* [Task]:
Will you give the material below again, every line exactly as it is?

** Begin Supplied material **

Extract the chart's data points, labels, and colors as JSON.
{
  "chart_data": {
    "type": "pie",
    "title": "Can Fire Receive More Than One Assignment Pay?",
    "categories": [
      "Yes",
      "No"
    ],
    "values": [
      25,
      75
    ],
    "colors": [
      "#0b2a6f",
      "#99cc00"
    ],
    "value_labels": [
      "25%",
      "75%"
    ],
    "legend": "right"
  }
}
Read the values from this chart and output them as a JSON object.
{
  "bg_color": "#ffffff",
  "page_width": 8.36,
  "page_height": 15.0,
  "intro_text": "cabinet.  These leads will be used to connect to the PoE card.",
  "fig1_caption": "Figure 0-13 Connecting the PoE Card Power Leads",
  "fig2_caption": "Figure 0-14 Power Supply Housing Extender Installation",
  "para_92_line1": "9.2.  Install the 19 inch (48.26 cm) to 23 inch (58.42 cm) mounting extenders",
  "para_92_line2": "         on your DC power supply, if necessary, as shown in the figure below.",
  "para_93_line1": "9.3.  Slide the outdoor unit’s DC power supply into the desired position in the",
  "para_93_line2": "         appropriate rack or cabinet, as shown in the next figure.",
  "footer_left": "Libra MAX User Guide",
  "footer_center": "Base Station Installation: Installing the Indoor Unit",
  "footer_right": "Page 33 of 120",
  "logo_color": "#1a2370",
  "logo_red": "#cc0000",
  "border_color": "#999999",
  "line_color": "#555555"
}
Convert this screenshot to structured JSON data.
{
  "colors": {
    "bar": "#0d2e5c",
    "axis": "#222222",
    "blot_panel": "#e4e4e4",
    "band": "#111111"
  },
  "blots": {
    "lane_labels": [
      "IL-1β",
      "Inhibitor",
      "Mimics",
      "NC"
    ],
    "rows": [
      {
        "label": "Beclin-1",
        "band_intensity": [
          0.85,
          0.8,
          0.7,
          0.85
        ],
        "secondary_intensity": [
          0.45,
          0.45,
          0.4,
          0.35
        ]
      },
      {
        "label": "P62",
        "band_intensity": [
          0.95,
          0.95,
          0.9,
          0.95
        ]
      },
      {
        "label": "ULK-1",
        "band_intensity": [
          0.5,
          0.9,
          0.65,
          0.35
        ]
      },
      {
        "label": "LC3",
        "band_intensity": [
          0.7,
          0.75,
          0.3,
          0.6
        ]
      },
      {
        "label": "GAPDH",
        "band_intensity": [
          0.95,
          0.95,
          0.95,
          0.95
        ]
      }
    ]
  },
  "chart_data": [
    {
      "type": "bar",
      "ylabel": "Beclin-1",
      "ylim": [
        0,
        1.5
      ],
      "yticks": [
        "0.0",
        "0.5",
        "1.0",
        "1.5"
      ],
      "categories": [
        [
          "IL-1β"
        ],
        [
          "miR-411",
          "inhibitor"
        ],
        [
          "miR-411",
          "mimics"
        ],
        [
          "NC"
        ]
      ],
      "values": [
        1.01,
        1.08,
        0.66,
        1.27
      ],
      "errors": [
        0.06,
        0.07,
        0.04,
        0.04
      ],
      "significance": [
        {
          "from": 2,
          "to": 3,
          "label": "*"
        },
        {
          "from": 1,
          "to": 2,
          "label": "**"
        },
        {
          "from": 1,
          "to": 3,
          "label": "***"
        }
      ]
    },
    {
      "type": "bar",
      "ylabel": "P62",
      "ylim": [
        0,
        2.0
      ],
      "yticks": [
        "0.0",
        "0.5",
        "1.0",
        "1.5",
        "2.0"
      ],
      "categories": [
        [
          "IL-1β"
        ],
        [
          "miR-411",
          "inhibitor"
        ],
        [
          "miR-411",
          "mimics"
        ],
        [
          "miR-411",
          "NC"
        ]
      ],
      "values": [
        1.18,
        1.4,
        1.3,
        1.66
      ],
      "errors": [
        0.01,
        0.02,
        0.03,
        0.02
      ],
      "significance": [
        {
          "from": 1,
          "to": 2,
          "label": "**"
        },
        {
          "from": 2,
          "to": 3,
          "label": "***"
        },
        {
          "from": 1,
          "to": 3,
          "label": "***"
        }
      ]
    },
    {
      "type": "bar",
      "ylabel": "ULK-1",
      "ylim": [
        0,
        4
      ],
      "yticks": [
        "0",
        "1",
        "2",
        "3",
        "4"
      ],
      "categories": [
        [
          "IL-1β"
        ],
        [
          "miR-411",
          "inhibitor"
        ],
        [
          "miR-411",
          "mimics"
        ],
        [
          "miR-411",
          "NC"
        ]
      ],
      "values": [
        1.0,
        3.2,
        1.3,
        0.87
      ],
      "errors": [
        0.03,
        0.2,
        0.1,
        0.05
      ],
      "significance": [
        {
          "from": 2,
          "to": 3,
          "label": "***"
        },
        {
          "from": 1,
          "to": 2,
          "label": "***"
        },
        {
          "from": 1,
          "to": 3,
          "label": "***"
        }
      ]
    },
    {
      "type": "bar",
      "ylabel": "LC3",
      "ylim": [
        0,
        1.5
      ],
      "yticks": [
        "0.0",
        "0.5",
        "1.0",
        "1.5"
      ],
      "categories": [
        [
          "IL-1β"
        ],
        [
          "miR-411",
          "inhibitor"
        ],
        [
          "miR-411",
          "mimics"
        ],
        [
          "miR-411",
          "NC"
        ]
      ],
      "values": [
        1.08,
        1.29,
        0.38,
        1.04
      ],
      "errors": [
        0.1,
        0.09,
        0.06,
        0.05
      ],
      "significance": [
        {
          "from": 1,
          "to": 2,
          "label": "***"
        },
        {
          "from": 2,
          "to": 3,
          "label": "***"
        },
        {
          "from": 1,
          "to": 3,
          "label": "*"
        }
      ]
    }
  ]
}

** End Supplied material **

* [Full solution]:
Extract the chart's data points, labels, and colors as JSON.
{
  "chart_data": {
    "type": "pie",
    "title": "Can Fire Receive More Than One Assignment Pay?",
    "categories": [
      "Yes",
      "No"
    ],
    "values": [
      25,
      75
    ],
    "colors": [
      "#0b2a6f",
      "#99cc00"
    ],
    "value_labels": [
      "25%",
      "75%"
    ],
    "legend": "right"
  }
}
Read the values from this chart and output them as a JSON object.
{
  "bg_color": "#ffffff",
  "page_width": 8.36,
  "page_height": 15.0,
  "intro_text": "cabinet.  These leads will be used to connect to the PoE card.",
  "fig1_caption": "Figure 0-13 Connecting the PoE Card Power Leads",
  "fig2_caption": "Figure 0-14 Power Supply Housing Extender Installation",
  "para_92_line1": "9.2.  Install the 19 inch (48.26 cm) to 23 inch (58.42 cm) mounting extenders",
  "para_92_line2": "         on your DC power supply, if necessary, as shown in the figure below.",
  "para_93_line1": "9.3.  Slide the outdoor unit’s DC power supply into the desired position in the",
  "para_93_line2": "         appropriate rack or cabinet, as shown in the next figure.",
  "footer_left": "Libra MAX User Guide",
  "footer_center": "Base Station Installation: Installing the Indoor Unit",
  "footer_right": "Page 33 of 120",
  "logo_color": "#1a2370",
  "logo_red": "#cc0000",
  "border_color": "#999999",
  "line_color": "#555555"
}
Convert this screenshot to structured JSON data.
{
  "colors": {
    "bar": "#0d2e5c",
    "axis": "#222222",
    "blot_panel": "#e4e4e4",
    "band": "#111111"
  },
  "blots": {
    "lane_labels": [
      "IL-1β",
      "Inhibitor",
      "Mimics",
      "NC"
    ],
    "rows": [
      {
        "label": "Beclin-1",
        "band_intensity": [
          0.85,
          0.8,
          0.7,
          0.85
        ],
        "secondary_intensity": [
          0.45,
          0.45,
          0.4,
          0.35
        ]
      },
      {
        "label": "P62",
        "band_intensity": [
          0.95,
          0.95,
          0.9,
          0.95
        ]
      },
      {
        "label": "ULK-1",
        "band_intensity": [
          0.5,
          0.9,
          0.65,
          0.35
        ]
      },
      {
        "label": "LC3",
        "band_intensity": [
          0.7,
          0.75,
          0.3,
          0.6
        ]
      },
      {
        "label": "GAPDH",
        "band_intensity": [
          0.95,
          0.95,
          0.95,
          0.95
        ]
      }
    ]
  },
  "chart_data": [
    {
      "type": "bar",
      "ylabel": "Beclin-1",
      "ylim": [
        0,
        1.5
      ],
      "yticks": [
        "0.0",
        "0.5",
        "1.0",
        "1.5"
      ],
      "categories": [
        [
          "IL-1β"
        ],
        [
          "miR-411",
          "inhibitor"
        ],
        [
          "miR-411",
          "mimics"
        ],
        [
          "NC"
        ]
      ],
      "values": [
        1.01,
        1.08,
        0.66,
        1.27
      ],
      "errors": [
        0.06,
        0.07,
        0.04,
        0.04
      ],
      "significance": [
        {
          "from": 2,
          "to": 3,
          "label": "*"
        },
        {
          "from": 1,
          "to": 2,
          "label": "**"
        },
        {
          "from": 1,
          "to": 3,
          "label": "***"
        }
      ]
    },
    {
      "type": "bar",
      "ylabel": "P62",
      "ylim": [
        0,
        2.0
      ],
      "yticks": [
        "0.0",
        "0.5",
        "1.0",
        "1.5",
        "2.0"
      ],
      "categories": [
        [
          "IL-1β"
        ],
        [
          "miR-411",
          "inhibitor"
        ],
        [
          "miR-411",
          "mimics"
        ],
        [
          "miR-411",
          "NC"
        ]
      ],
      "values": [
        1.18,
        1.4,
        1.3,
        1.66
      ],
      "errors": [
        0.01,
        0.02,
        0.03,
        0.02
      ],
      "significance": [
        {
          "from": 1,
          "to": 2,
          "label": "**"
        },
        {
          "from": 2,
          "to": 3,
          "label": "***"
        },
        {
          "from": 1,
          "to": 3,
          "label": "***"
        }
      ]
    },
    {
      "type": "bar",
      "ylabel": "ULK-1",
      "ylim": [
        0,
        4
      ],
      "yticks": [
        "0",
        "1",
        "2",
        "3",
        "4"
      ],
      "categories": [
        [
          "IL-1β"
        ],
        [
          "miR-411",
          "inhibitor"
        ],
        [
          "miR-411",
          "mimics"
        ],
        [
          "miR-411",
          "NC"
        ]
      ],
      "values": [
        1.0,
        3.2,
        1.3,
        0.87
      ],
      "errors": [
        0.03,
        0.2,
        0.1,
        0.05
      ],
      "significance": [
        {
          "from": 2,
          "to": 3,
          "label": "***"
        },
        {
          "from": 1,
          "to": 2,
          "label": "***"
        },
        {
          "from": 1,
          "to": 3,
          "label": "***"
        }
      ]
    },
    {
      "type": "bar",
      "ylabel": "LC3",
      "ylim": [
        0,
        1.5
      ],
      "yticks": [
        "0.0",
        "0.5",
        "1.0",
        "1.5"
      ],
      "categories": [
        [
          "IL-1β"
        ],
        [
          "miR-411",
          "inhibitor"
        ],
        [
          "miR-411",
          "mimics"
        ],
        [
          "miR-411",
          "NC"
        ]
      ],
      "values": [
        1.08,
        1.29,
        0.38,
        1.04
      ],
      "errors": [
        0.1,
        0.09,
        0.06,
        0.05
      ],
      "significance": [
        {
          "from": 1,
          "to": 2,
          "label": "***"
        },
        {
          "from": 2,
          "to": 3,
          "label": "***"
        },
        {
          "from": 1,
          "to": 3,
          "label": "*"
        }
      ]
    }
  ]
}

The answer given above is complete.